— start of Task input —
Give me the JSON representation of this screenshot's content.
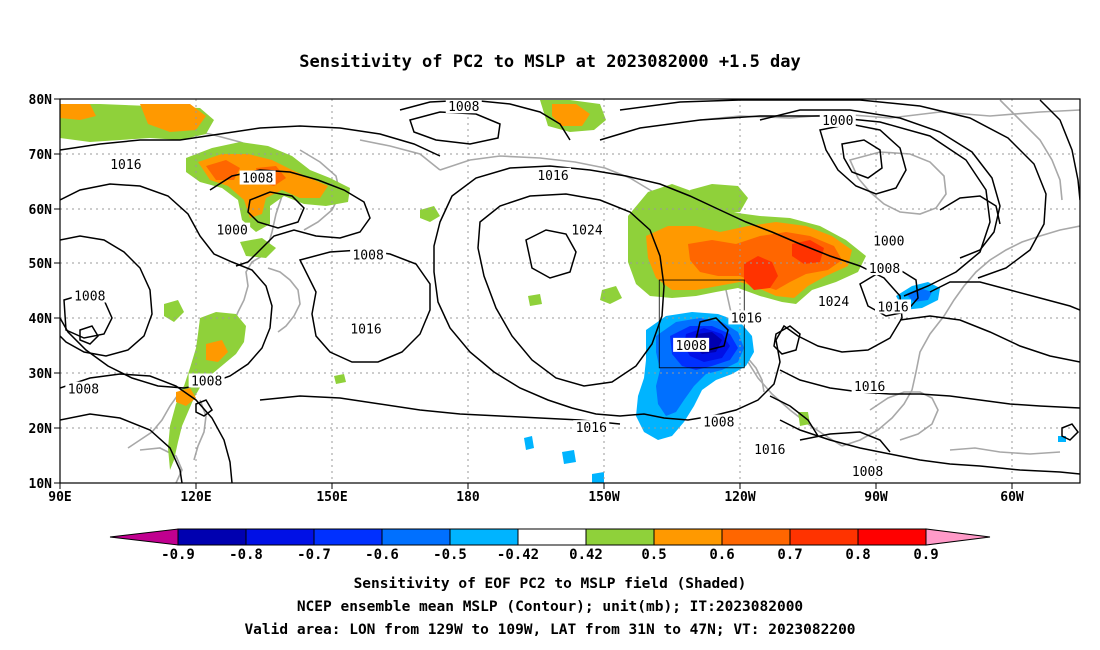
{
  "title": "Sensitivity of PC2 to MSLP at 2023082000 +1.5 day",
  "lat_ticks": [
    "80N",
    "70N",
    "60N",
    "50N",
    "40N",
    "30N",
    "20N",
    "10N"
  ],
  "lon_ticks": [
    "90E",
    "120E",
    "150E",
    "180",
    "150W",
    "120W",
    "90W",
    "60W"
  ],
  "colorbar_labels": [
    "-0.9",
    "-0.8",
    "-0.7",
    "-0.6",
    "-0.5",
    "-0.42",
    "0.42",
    "0.5",
    "0.6",
    "0.7",
    "0.8",
    "0.9"
  ],
  "colorbar_colors": [
    "#c0008f",
    "#0000b0",
    "#0010e6",
    "#0030ff",
    "#0070ff",
    "#00b4ff",
    "#ffffff",
    "#8fd13a",
    "#ff9900",
    "#ff6600",
    "#ff3300",
    "#ff0000",
    "#ff9ac8"
  ],
  "contour_labels": [
    {
      "text": "1008",
      "lon": -175,
      "lat": 78.5
    },
    {
      "text": "1000",
      "lon": -87,
      "lat": 76
    },
    {
      "text": "1016",
      "lon": 105.5,
      "lat": 68
    },
    {
      "text": "1008",
      "lon": 136.5,
      "lat": 65.5
    },
    {
      "text": "1016",
      "lon": -154,
      "lat": 66
    },
    {
      "text": "1024",
      "lon": -146,
      "lat": 56
    },
    {
      "text": "1000",
      "lon": 130.5,
      "lat": 56
    },
    {
      "text": "1008",
      "lon": 162.5,
      "lat": 51.5
    },
    {
      "text": "1000",
      "lon": -75,
      "lat": 54
    },
    {
      "text": "1008",
      "lon": -76,
      "lat": 49
    },
    {
      "text": "1008",
      "lon": 97,
      "lat": 44
    },
    {
      "text": "1024",
      "lon": -88,
      "lat": 43
    },
    {
      "text": "1016",
      "lon": -74,
      "lat": 42
    },
    {
      "text": "1016",
      "lon": -108.5,
      "lat": 40
    },
    {
      "text": "1016",
      "lon": 162,
      "lat": 38
    },
    {
      "text": "1008",
      "lon": -121.5,
      "lat": 35
    },
    {
      "text": "1008",
      "lon": 124.5,
      "lat": 28.5
    },
    {
      "text": "1008",
      "lon": 95.5,
      "lat": 27
    },
    {
      "text": "1016",
      "lon": -79.5,
      "lat": 27.5
    },
    {
      "text": "1016",
      "lon": -145,
      "lat": 20
    },
    {
      "text": "1008",
      "lon": -115,
      "lat": 21
    },
    {
      "text": "1016",
      "lon": -103,
      "lat": 16
    },
    {
      "text": "1008",
      "lon": -80,
      "lat": 12
    }
  ],
  "caption_lines": [
    "Sensitivity of EOF PC2 to MSLP field (Shaded)",
    "NCEP ensemble mean MSLP (Contour); unit(mb); IT:2023082000",
    "Valid area: LON from 129W to 109W, LAT from 31N to 47N; VT: 2023082200"
  ],
  "valid_box": {
    "lon_min": -129,
    "lon_max": -109,
    "lat_min": 31,
    "lat_max": 47
  }
}
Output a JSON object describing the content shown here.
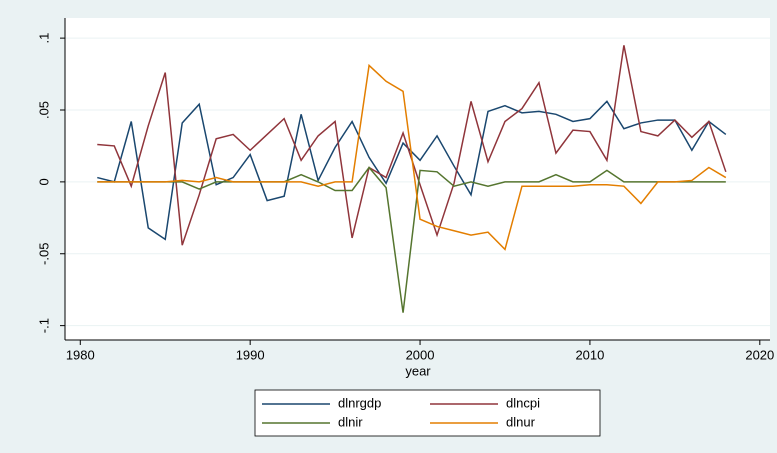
{
  "chart_data": {
    "type": "line",
    "x": [
      1981,
      1982,
      1983,
      1984,
      1985,
      1986,
      1987,
      1988,
      1989,
      1990,
      1991,
      1992,
      1993,
      1994,
      1995,
      1996,
      1997,
      1998,
      1999,
      2000,
      2001,
      2002,
      2003,
      2004,
      2005,
      2006,
      2007,
      2008,
      2009,
      2010,
      2011,
      2012,
      2013,
      2014,
      2015,
      2016,
      2017,
      2018
    ],
    "series": [
      {
        "name": "dlnrgdp",
        "color": "#1a476f",
        "values": [
          0.003,
          0,
          0.042,
          -0.032,
          -0.04,
          0.041,
          0.054,
          -0.002,
          0.003,
          0.019,
          -0.013,
          -0.01,
          0.047,
          0.001,
          0.024,
          0.042,
          0.017,
          -0.001,
          0.027,
          0.015,
          0.032,
          0.011,
          -0.009,
          0.049,
          0.053,
          0.048,
          0.049,
          0.047,
          0.042,
          0.044,
          0.056,
          0.037,
          0.041,
          0.043,
          0.043,
          0.022,
          0.042,
          0.033
        ]
      },
      {
        "name": "dlncpi",
        "color": "#90353b",
        "values": [
          0.026,
          0.025,
          -0.003,
          0.039,
          0.076,
          -0.044,
          -0.009,
          0.03,
          0.033,
          0.022,
          0.033,
          0.044,
          0.015,
          0.032,
          0.042,
          -0.039,
          0.01,
          0.003,
          0.034,
          -0.002,
          -0.037,
          -0.001,
          0.056,
          0.014,
          0.042,
          0.051,
          0.069,
          0.02,
          0.036,
          0.035,
          0.015,
          0.095,
          0.035,
          0.032,
          0.043,
          0.031,
          0.042,
          0.007
        ]
      },
      {
        "name": "dlnir",
        "color": "#55752f",
        "values": [
          0,
          0,
          0,
          0,
          0,
          0,
          -0.005,
          0,
          0,
          0,
          0,
          0,
          0.005,
          0,
          -0.006,
          -0.006,
          0.01,
          -0.004,
          -0.091,
          0.008,
          0.007,
          -0.003,
          0,
          -0.003,
          0,
          0,
          0,
          0.005,
          0,
          0,
          0.008,
          0,
          0,
          0,
          0,
          0,
          0,
          0
        ]
      },
      {
        "name": "dlnur",
        "color": "#e37e00",
        "values": [
          0,
          0,
          0,
          0,
          0,
          0.001,
          0,
          0.003,
          0,
          0,
          0,
          0,
          0,
          -0.003,
          0,
          0,
          0.081,
          0.07,
          0.063,
          -0.026,
          -0.031,
          -0.034,
          -0.037,
          -0.035,
          -0.047,
          -0.003,
          -0.003,
          -0.003,
          -0.003,
          -0.002,
          -0.002,
          -0.003,
          -0.015,
          0,
          0,
          0.001,
          0.01,
          0.003
        ]
      }
    ],
    "xlabel": "year",
    "xlim": [
      1979.1,
      2020.6
    ],
    "xticks": [
      1980,
      1990,
      2000,
      2010,
      2020
    ],
    "ylim": [
      -0.11,
      0.114
    ],
    "yticks": [
      {
        "value": 0.1,
        "label": ".1"
      },
      {
        "value": 0.05,
        "label": ".05"
      },
      0,
      {
        "value": -0.05,
        "label": "-.05"
      },
      {
        "value": -0.1,
        "label": "-.1"
      }
    ],
    "grid": true
  }
}
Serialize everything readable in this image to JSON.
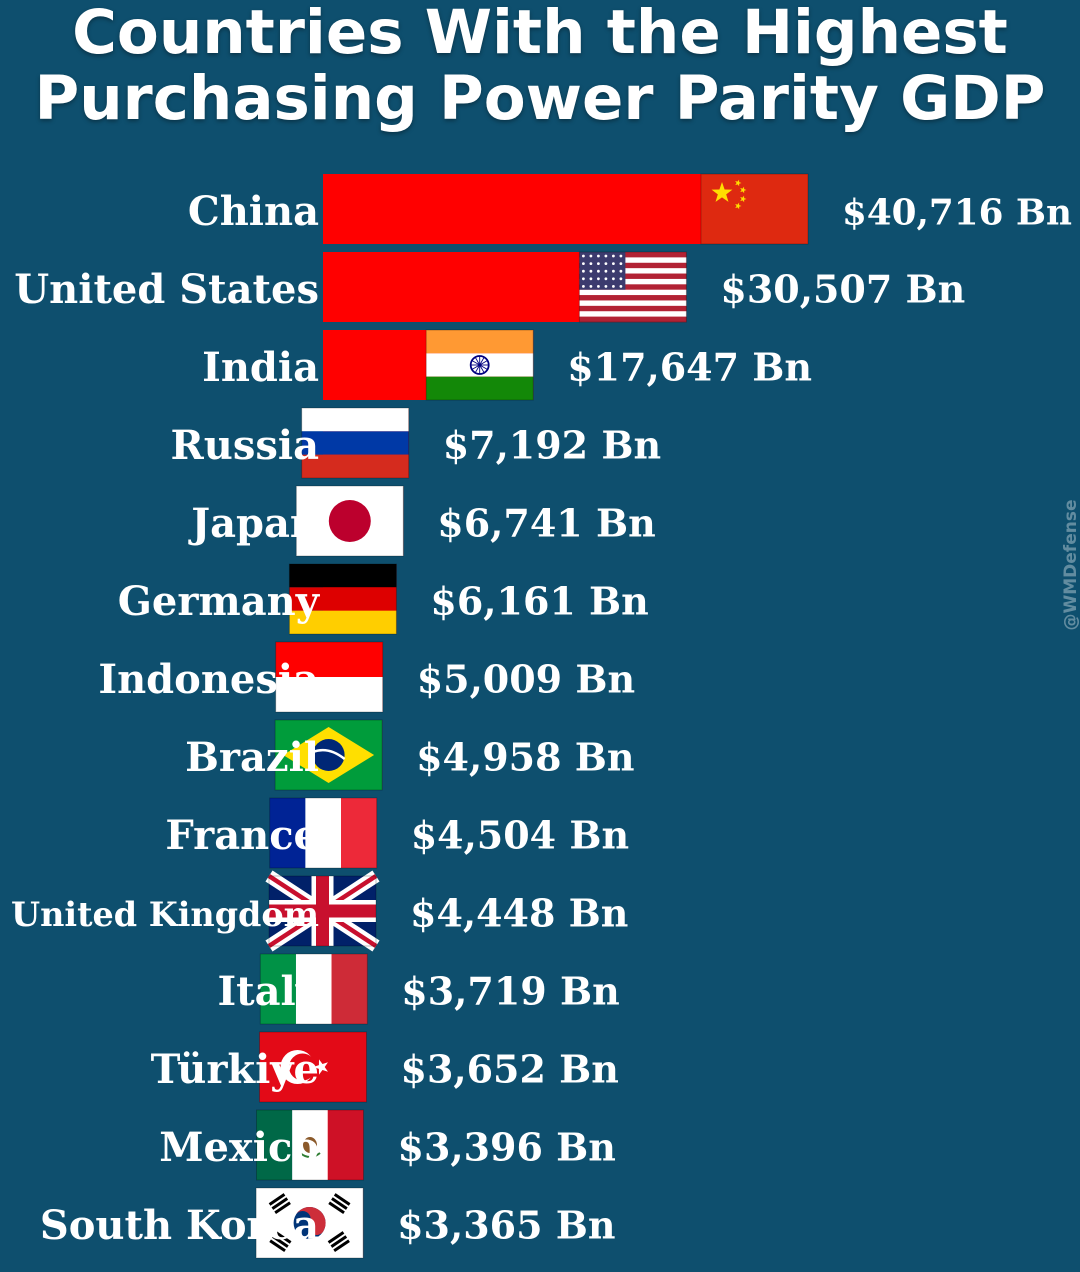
{
  "title": {
    "line1": "Countries With the Highest",
    "line2": "Purchasing Power Parity GDP"
  },
  "watermark": "@WMDefense",
  "colors": {
    "background": "#0e4f6e",
    "bar": "#ff0000",
    "text": "#ffffff"
  },
  "chart_data": {
    "type": "bar",
    "orientation": "horizontal",
    "unit": "Bn",
    "categories": [
      "China",
      "United States",
      "India",
      "Russia",
      "Japan",
      "Germany",
      "Indonesia",
      "Brazil",
      "France",
      "United Kingdom",
      "Italy",
      "Türkiye",
      "Mexico",
      "South Korea"
    ],
    "values": [
      40716,
      30507,
      17647,
      7192,
      6741,
      6161,
      5009,
      4958,
      4504,
      4448,
      3719,
      3652,
      3396,
      3365
    ],
    "value_labels": [
      "$40,716 Bn",
      "$30,507 Bn",
      "$17,647 Bn",
      "$7,192 Bn",
      "$6,741 Bn",
      "$6,161 Bn",
      "$5,009 Bn",
      "$4,958 Bn",
      "$4,504 Bn",
      "$4,448 Bn",
      "$3,719 Bn",
      "$3,652 Bn",
      "$3,396 Bn",
      "$3,365 Bn"
    ],
    "flag_icons": [
      "china-flag-icon",
      "us-flag-icon",
      "india-flag-icon",
      "russia-flag-icon",
      "japan-flag-icon",
      "germany-flag-icon",
      "indonesia-flag-icon",
      "brazil-flag-icon",
      "france-flag-icon",
      "uk-flag-icon",
      "italy-flag-icon",
      "turkiye-flag-icon",
      "mexico-flag-icon",
      "south-korea-flag-icon"
    ],
    "grid": false,
    "legend": "none"
  }
}
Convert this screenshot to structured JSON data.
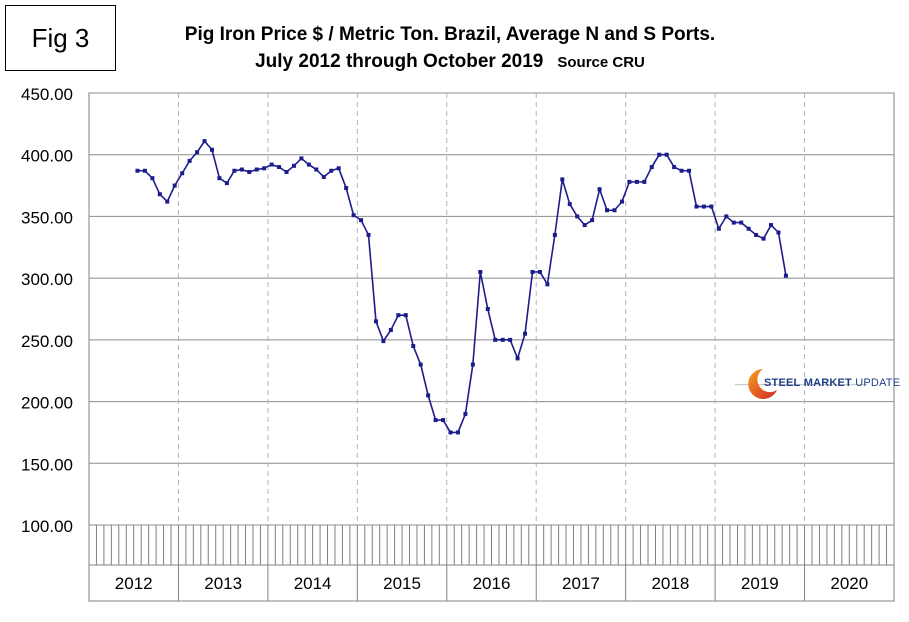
{
  "figure_label": "Fig 3",
  "title_line1": "Pig Iron Price $ / Metric Ton. Brazil, Average N and S Ports.",
  "title_line2": "July 2012 through October 2019",
  "source_note": "Source CRU",
  "logo": {
    "word1": "STEEL",
    "word2": "MARKET",
    "word3": "UPDATE"
  },
  "colors": {
    "line": "#1c1c8c",
    "grid": "#8c8c8c",
    "vgrid": "#b4b4b4"
  },
  "chart_data": {
    "type": "line",
    "title": "Pig Iron Price $ / Metric Ton. Brazil, Average N and S Ports.",
    "subtitle": "July 2012 through October 2019",
    "xlabel": "",
    "ylabel": "",
    "ylim": [
      100,
      450
    ],
    "yticks": [
      "100.00",
      "150.00",
      "200.00",
      "250.00",
      "300.00",
      "350.00",
      "400.00",
      "450.00"
    ],
    "ytick_values": [
      100,
      150,
      200,
      250,
      300,
      350,
      400,
      450
    ],
    "year_labels": [
      "2012",
      "2013",
      "2014",
      "2015",
      "2016",
      "2017",
      "2018",
      "2019",
      "2020"
    ],
    "first_year_start_month": 1,
    "grid": true,
    "series": [
      {
        "start": "2012-07",
        "values": [
          387,
          387,
          381,
          368,
          362,
          375,
          385,
          395,
          402,
          411,
          404,
          381,
          377,
          387,
          388,
          386,
          388,
          389,
          392,
          390,
          386,
          391,
          397,
          392,
          388,
          382,
          387,
          389,
          373,
          351,
          347,
          335,
          265,
          249,
          258,
          270,
          270,
          245,
          230,
          205,
          185,
          185,
          175,
          175,
          190,
          230,
          305,
          275,
          250,
          250,
          250,
          235,
          255,
          305,
          305,
          295,
          335,
          380,
          360,
          350,
          343,
          347,
          372,
          355,
          355,
          362,
          378,
          378,
          378,
          390,
          400,
          400,
          390,
          387,
          387,
          358,
          358,
          358,
          340,
          350,
          345,
          345,
          340,
          335,
          332,
          343,
          337,
          302
        ]
      }
    ]
  }
}
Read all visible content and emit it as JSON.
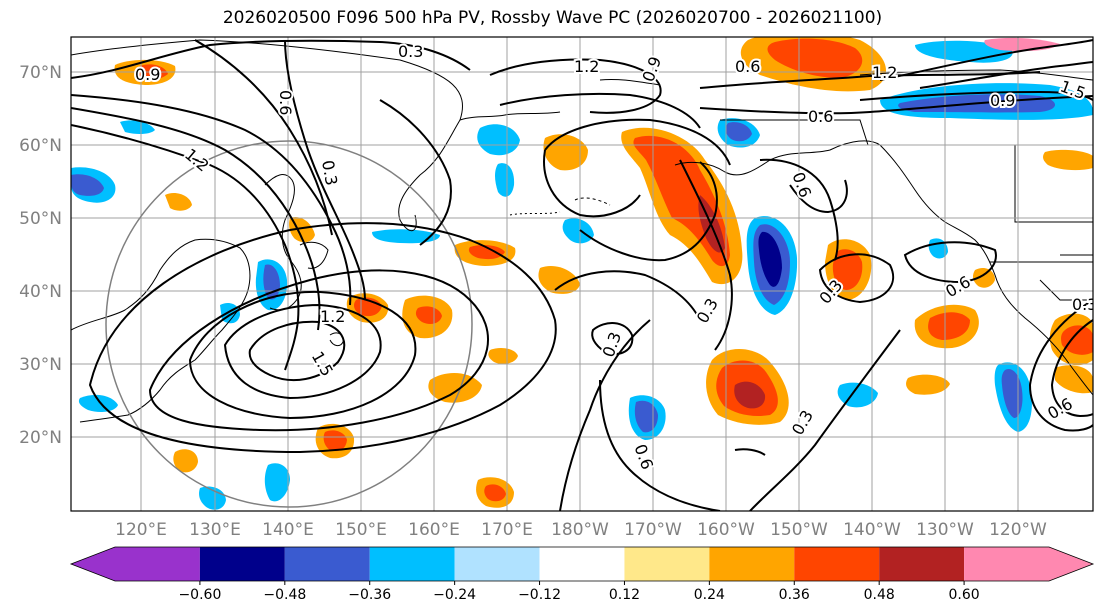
{
  "title": "2026020500 F096 500 hPa PV, Rossby Wave PC (2026020700 - 2026021100)",
  "map": {
    "lat_labels": [
      "70°N",
      "60°N",
      "50°N",
      "40°N",
      "30°N",
      "20°N"
    ],
    "lon_labels": [
      "120°E",
      "130°E",
      "140°E",
      "150°E",
      "160°E",
      "170°E",
      "180°W",
      "170°W",
      "160°W",
      "150°W",
      "140°W",
      "130°W",
      "120°W"
    ],
    "contour_labels": [
      "0.3",
      "1.2",
      "0.9",
      "0.6",
      "1.2",
      "1.5",
      "0.9",
      "0.6",
      "0.9",
      "1.2",
      "0.3",
      "1.2",
      "1.5",
      "0.3",
      "0.3",
      "0.6",
      "0.3",
      "0.6",
      "0.6",
      "0.3",
      "0.6",
      "0.6",
      "0.3"
    ]
  },
  "colorbar": {
    "ticks": [
      "−0.60",
      "−0.48",
      "−0.36",
      "−0.24",
      "−0.12",
      "0.12",
      "0.24",
      "0.36",
      "0.48",
      "0.60"
    ],
    "colors": [
      "#9932cc",
      "#00008b",
      "#3a5bd0",
      "#00bfff",
      "#b0e2ff",
      "#ffffff",
      "#ffe88a",
      "#ffa500",
      "#ff4500",
      "#b22222",
      "#ff88b0"
    ]
  }
}
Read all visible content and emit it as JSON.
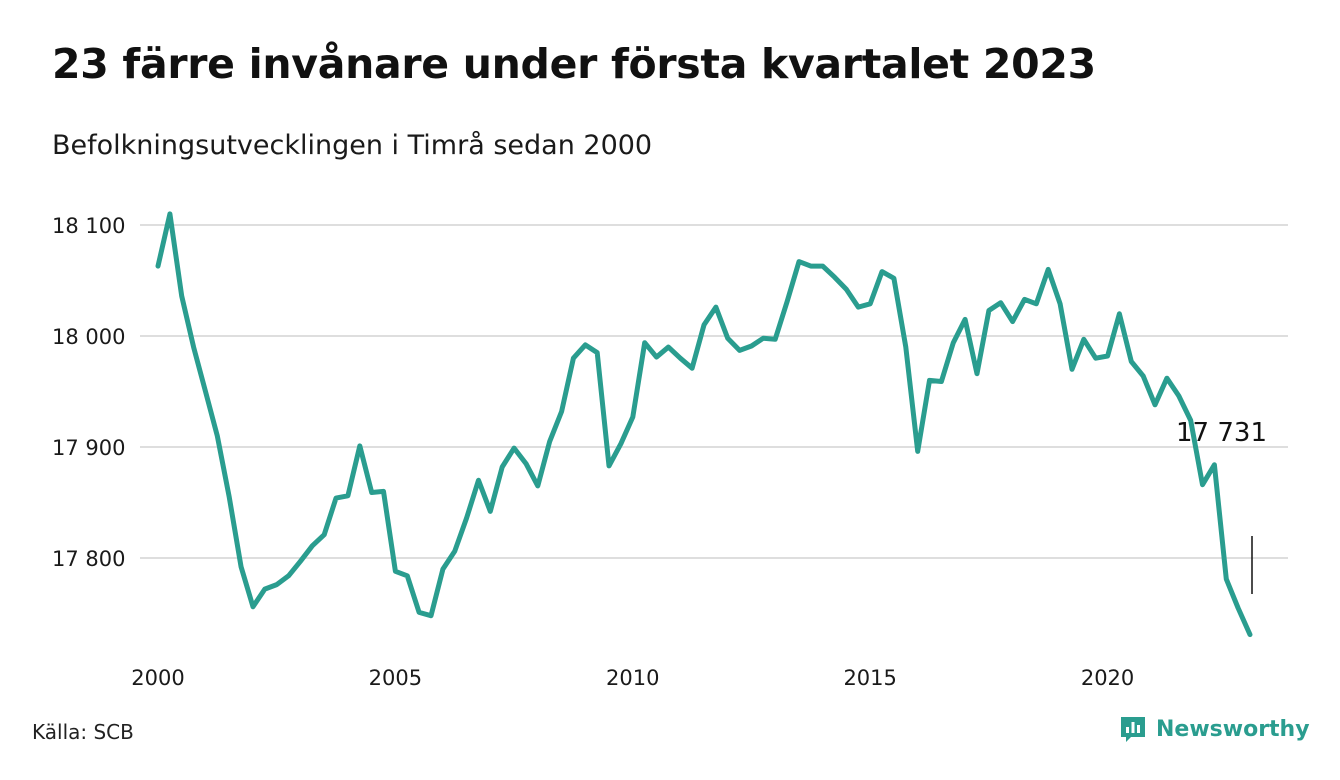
— end of Task input —
→ Given instruction
Identify lines with the string "Sensitivity". Copy each one.

→ Solution to this task
  "title": "Sensitivity of PC2 to MSLP at 2023082000 +1.5 day",
    "Sensitivity of EOF PC2 to MSLP field (Shaded)",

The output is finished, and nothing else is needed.